*AIM OF THE EXERCISE*.
Drop every picture, then transcribe the remaining data exactly.

####################

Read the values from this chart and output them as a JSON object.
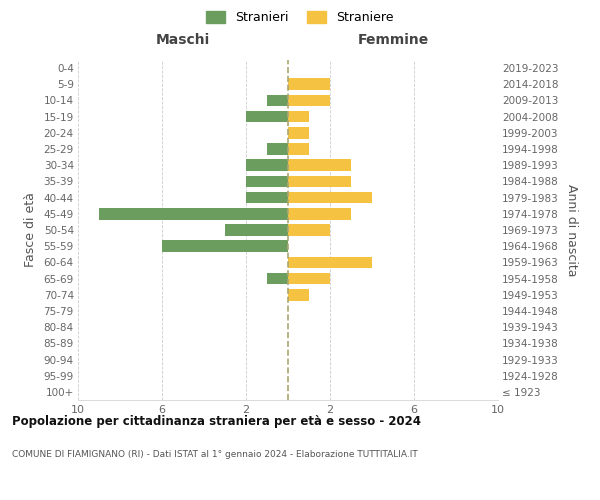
{
  "age_groups": [
    "100+",
    "95-99",
    "90-94",
    "85-89",
    "80-84",
    "75-79",
    "70-74",
    "65-69",
    "60-64",
    "55-59",
    "50-54",
    "45-49",
    "40-44",
    "35-39",
    "30-34",
    "25-29",
    "20-24",
    "15-19",
    "10-14",
    "5-9",
    "0-4"
  ],
  "birth_years": [
    "≤ 1923",
    "1924-1928",
    "1929-1933",
    "1934-1938",
    "1939-1943",
    "1944-1948",
    "1949-1953",
    "1954-1958",
    "1959-1963",
    "1964-1968",
    "1969-1973",
    "1974-1978",
    "1979-1983",
    "1984-1988",
    "1989-1993",
    "1994-1998",
    "1999-2003",
    "2004-2008",
    "2009-2013",
    "2014-2018",
    "2019-2023"
  ],
  "maschi": [
    0,
    0,
    0,
    0,
    0,
    0,
    0,
    1,
    0,
    6,
    3,
    9,
    2,
    2,
    2,
    1,
    0,
    2,
    1,
    0,
    0
  ],
  "femmine": [
    0,
    0,
    0,
    0,
    0,
    0,
    1,
    2,
    4,
    0,
    2,
    3,
    4,
    3,
    3,
    1,
    1,
    1,
    2,
    2,
    0
  ],
  "color_maschi": "#6b9e5e",
  "color_femmine": "#f5c242",
  "title": "Popolazione per cittadinanza straniera per età e sesso - 2024",
  "subtitle": "COMUNE DI FIAMIGNANO (RI) - Dati ISTAT al 1° gennaio 2024 - Elaborazione TUTTITALIA.IT",
  "xlabel_left": "Maschi",
  "xlabel_right": "Femmine",
  "ylabel_left": "Fasce di età",
  "ylabel_right": "Anni di nascita",
  "legend_maschi": "Stranieri",
  "legend_femmine": "Straniere",
  "xlim": 10,
  "background_color": "#ffffff",
  "grid_color": "#cccccc",
  "bar_height": 0.72
}
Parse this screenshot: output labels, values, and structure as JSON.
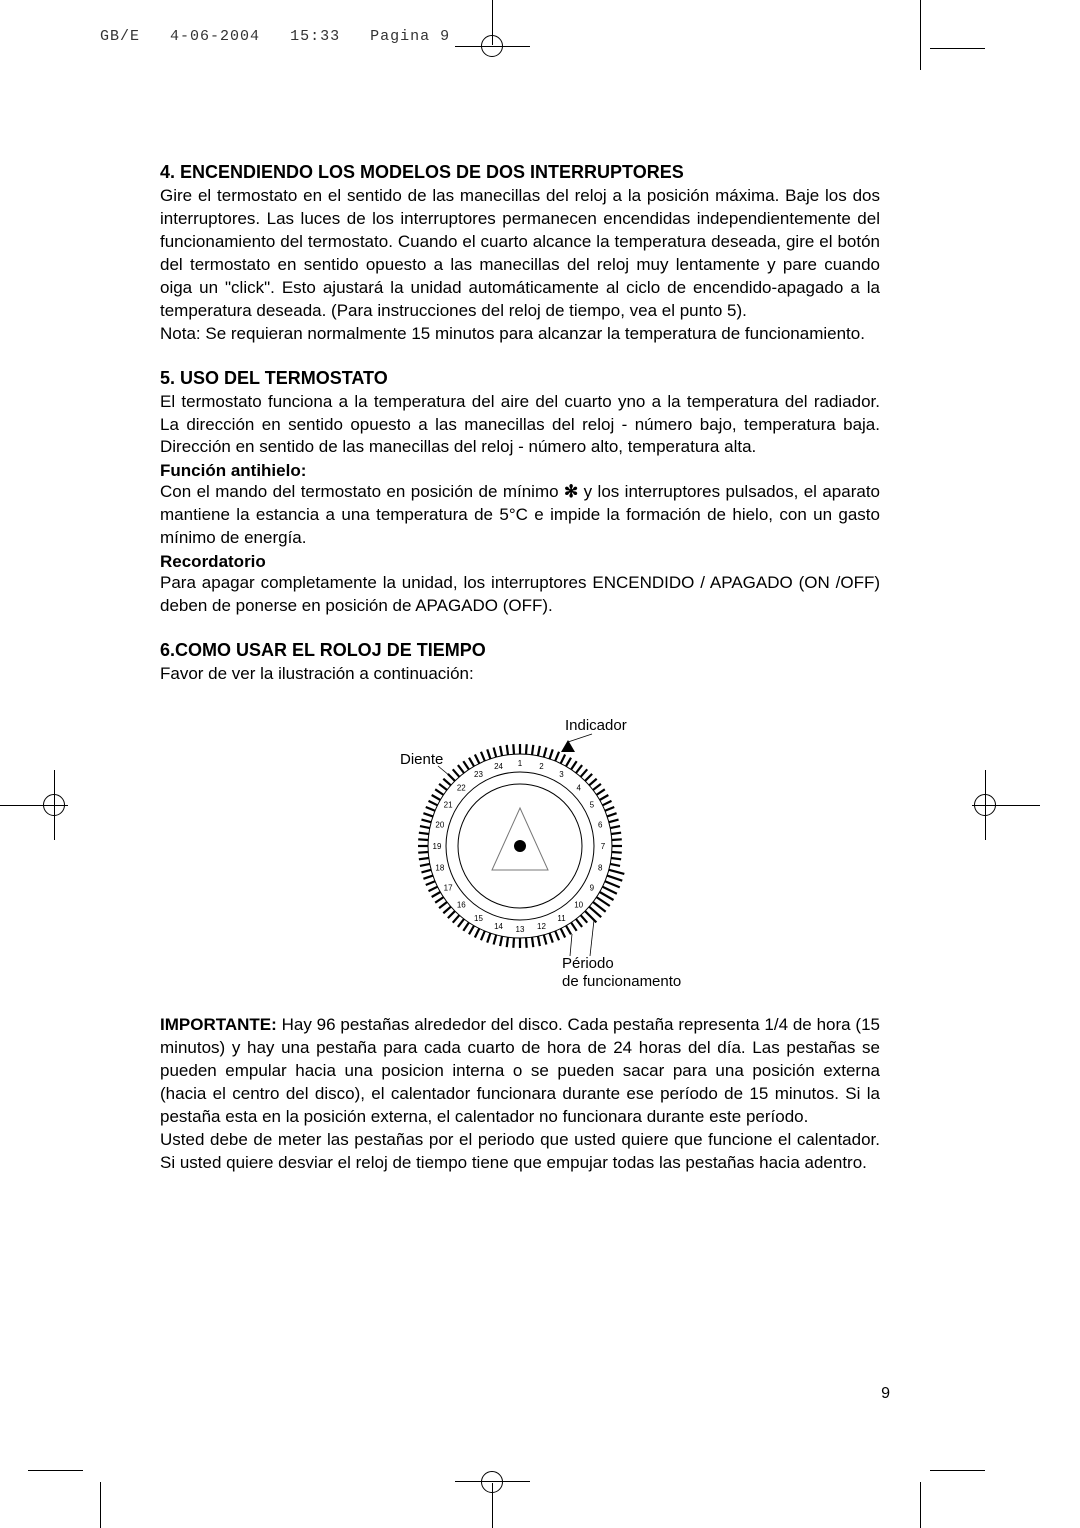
{
  "header": {
    "file": "GB/E",
    "date": "4-06-2004",
    "time": "15:33",
    "page_label": "Pagina 9"
  },
  "section4": {
    "title": "4. ENCENDIENDO LOS MODELOS DE DOS INTERRUPTORES",
    "p1": "Gire el termostato en el sentido de las manecillas del reloj a la posición máxima. Baje los dos interruptores. Las luces de los interruptores permanecen encendidas independientemente del funcionamiento del termostato. Cuando el cuarto alcance la temperatura deseada, gire el botón del termostato en sentido opuesto a las manecillas del reloj muy lentamente y pare cuando oiga un \"click\". Esto ajustará la unidad automáticamente al ciclo de encendido-apagado a la temperatura deseada. (Para instrucciones del reloj de tiempo, vea el punto 5).",
    "p2": "Nota: Se requieran normalmente 15 minutos para alcanzar la temperatura de funcionamiento."
  },
  "section5": {
    "title": "5. USO DEL TERMOSTATO",
    "p1": "El termostato funciona a la temperatura del aire del cuarto yno a la temperatura del radiador. La dirección en sentido opuesto a las manecillas del reloj - número bajo, temperatura baja. Dirección en sentido de las manecillas del reloj - número alto, temperatura alta.",
    "sub1_title": "Función antihielo:",
    "sub1_body_a": "Con el mando del termostato en posición de mínimo ",
    "sub1_body_b": " y los interruptores pulsados, el aparato mantiene la estancia a una temperatura de 5°C e impide la formación de hielo, con un gasto mínimo de energía.",
    "snow_symbol": "✻",
    "sub2_title": "Recordatorio",
    "sub2_body": "Para apagar completamente la unidad, los interruptores ENCENDIDO / APAGADO (ON /OFF) deben de ponerse en posición de APAGADO (OFF)."
  },
  "section6": {
    "title": "6.COMO USAR EL ROLOJ DE TIEMPO",
    "p1": "Favor de ver la ilustración a continuación:",
    "diagram": {
      "label_diente": "Diente",
      "label_indicador": "Indicador",
      "label_periodo1": "Périodo",
      "label_periodo2": "de funcionamento",
      "outer_color": "#000000",
      "tooth_color": "#000000",
      "face_color": "#ffffff",
      "hour_numbers": [
        "1",
        "2",
        "3",
        "4",
        "5",
        "6",
        "7",
        "8",
        "9",
        "10",
        "11",
        "12",
        "13",
        "14",
        "15",
        "16",
        "17",
        "18",
        "19",
        "20",
        "21",
        "22",
        "23",
        "24"
      ],
      "number_fontsize": 8
    },
    "important_label": "IMPORTANTE:",
    "important_body": " Hay 96 pestañas alrededor del disco. Cada pestaña representa 1/4 de hora (15 minutos) y hay una pestaña para cada cuarto de hora de 24 horas del día. Las pestañas se pueden empular hacia una posicion interna o se pueden sacar para una posición externa (hacia el centro del disco), el calentador funcionara durante ese período de 15 minutos. Si la pestaña esta en la posición externa, el calentador no funcionara durante este período.",
    "p2": "Usted debe de meter las pestañas por el periodo que usted quiere que funcione el calentador. Si usted quiere desviar el reloj de tiempo tiene que empujar todas las pestañas hacia adentro."
  },
  "page_number": "9"
}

####################

*TASK OUTPUT*.
Read the values from this chart and output them as a JSON object.
{
  "age_groups": [
    "100+",
    "95-99",
    "90-94",
    "85-89",
    "80-84",
    "75-79",
    "70-74",
    "65-69",
    "60-64",
    "55-59",
    "50-54",
    "45-49",
    "40-44",
    "35-39",
    "30-34",
    "25-29",
    "20-24",
    "15-19",
    "10-14",
    "5-9",
    "0-4"
  ],
  "birth_years": [
    "≤ 1923",
    "1924-1928",
    "1929-1933",
    "1934-1938",
    "1939-1943",
    "1944-1948",
    "1949-1953",
    "1954-1958",
    "1959-1963",
    "1964-1968",
    "1969-1973",
    "1974-1978",
    "1979-1983",
    "1984-1988",
    "1989-1993",
    "1994-1998",
    "1999-2003",
    "2004-2008",
    "2009-2013",
    "2014-2018",
    "2019-2023"
  ],
  "maschi": [
    0,
    0,
    0,
    0,
    0,
    0,
    0,
    1,
    0,
    6,
    3,
    9,
    2,
    2,
    2,
    1,
    0,
    2,
    1,
    0,
    0
  ],
  "femmine": [
    0,
    0,
    0,
    0,
    0,
    0,
    1,
    2,
    4,
    0,
    2,
    3,
    4,
    3,
    3,
    1,
    1,
    1,
    2,
    2,
    0
  ],
  "color_maschi": "#6b9e5e",
  "color_femmine": "#f5c242",
  "title": "Popolazione per cittadinanza straniera per età e sesso - 2024",
  "subtitle": "COMUNE DI FIAMIGNANO (RI) - Dati ISTAT al 1° gennaio 2024 - Elaborazione TUTTITALIA.IT",
  "xlabel_left": "Maschi",
  "xlabel_right": "Femmine",
  "ylabel_left": "Fasce di età",
  "ylabel_right": "Anni di nascita",
  "legend_maschi": "Stranieri",
  "legend_femmine": "Straniere",
  "xlim": 10,
  "background_color": "#ffffff",
  "grid_color": "#cccccc",
  "bar_height": 0.72
}
Parse this screenshot: output labels, values, and structure as JSON.
{
  "header": {
    "file": "GB/E",
    "date": "4-06-2004",
    "time": "15:33",
    "page_label": "Pagina 9"
  },
  "section4": {
    "title": "4. ENCENDIENDO LOS MODELOS DE DOS INTERRUPTORES",
    "p1": "Gire el termostato en el sentido de las manecillas del reloj a la posición máxima. Baje los dos interruptores. Las luces de los interruptores permanecen encendidas independientemente del funcionamiento del termostato. Cuando el cuarto alcance la temperatura deseada, gire el botón del termostato en sentido opuesto a las manecillas del reloj muy lentamente y pare cuando oiga un \"click\". Esto ajustará la unidad automáticamente al ciclo de encendido-apagado a la temperatura deseada. (Para instrucciones del reloj de tiempo, vea el punto 5).",
    "p2": "Nota: Se requieran normalmente 15 minutos para alcanzar la temperatura de funcionamiento."
  },
  "section5": {
    "title": "5. USO DEL TERMOSTATO",
    "p1": "El termostato funciona a la temperatura del aire del cuarto yno a la temperatura del radiador. La dirección en sentido opuesto a las manecillas del reloj - número bajo, temperatura baja. Dirección en sentido de las manecillas del reloj - número alto, temperatura alta.",
    "sub1_title": "Función antihielo:",
    "sub1_body_a": "Con el mando del termostato en posición de mínimo ",
    "sub1_body_b": " y los interruptores pulsados, el aparato mantiene la estancia a una temperatura de 5°C e impide la formación de hielo, con un gasto mínimo de energía.",
    "snow_symbol": "✻",
    "sub2_title": "Recordatorio",
    "sub2_body": "Para apagar completamente la unidad, los interruptores ENCENDIDO / APAGADO (ON /OFF) deben de ponerse en posición de APAGADO (OFF)."
  },
  "section6": {
    "title": "6.COMO USAR EL ROLOJ DE TIEMPO",
    "p1": "Favor de ver la ilustración a continuación:",
    "diagram": {
      "label_diente": "Diente",
      "label_indicador": "Indicador",
      "label_periodo1": "Périodo",
      "label_periodo2": "de funcionamento",
      "outer_color": "#000000",
      "tooth_color": "#000000",
      "face_color": "#ffffff",
      "hour_numbers": [
        "1",
        "2",
        "3",
        "4",
        "5",
        "6",
        "7",
        "8",
        "9",
        "10",
        "11",
        "12",
        "13",
        "14",
        "15",
        "16",
        "17",
        "18",
        "19",
        "20",
        "21",
        "22",
        "23",
        "24"
      ],
      "number_fontsize": 8
    },
    "important_label": "IMPORTANTE:",
    "important_body": " Hay 96 pestañas alrededor del disco. Cada pestaña representa 1/4 de hora (15 minutos) y hay una pestaña para cada cuarto de hora de 24 horas del día. Las pestañas se pueden empular hacia una posicion interna o se pueden sacar para una posición externa (hacia el centro del disco), el calentador funcionara durante ese período de 15 minutos. Si la pestaña esta en la posición externa, el calentador no funcionara durante este período.",
    "p2": "Usted debe de meter las pestañas por el periodo que usted quiere que funcione el calentador. Si usted quiere desviar el reloj de tiempo tiene que empujar todas las pestañas hacia adentro."
  },
  "page_number": "9"
}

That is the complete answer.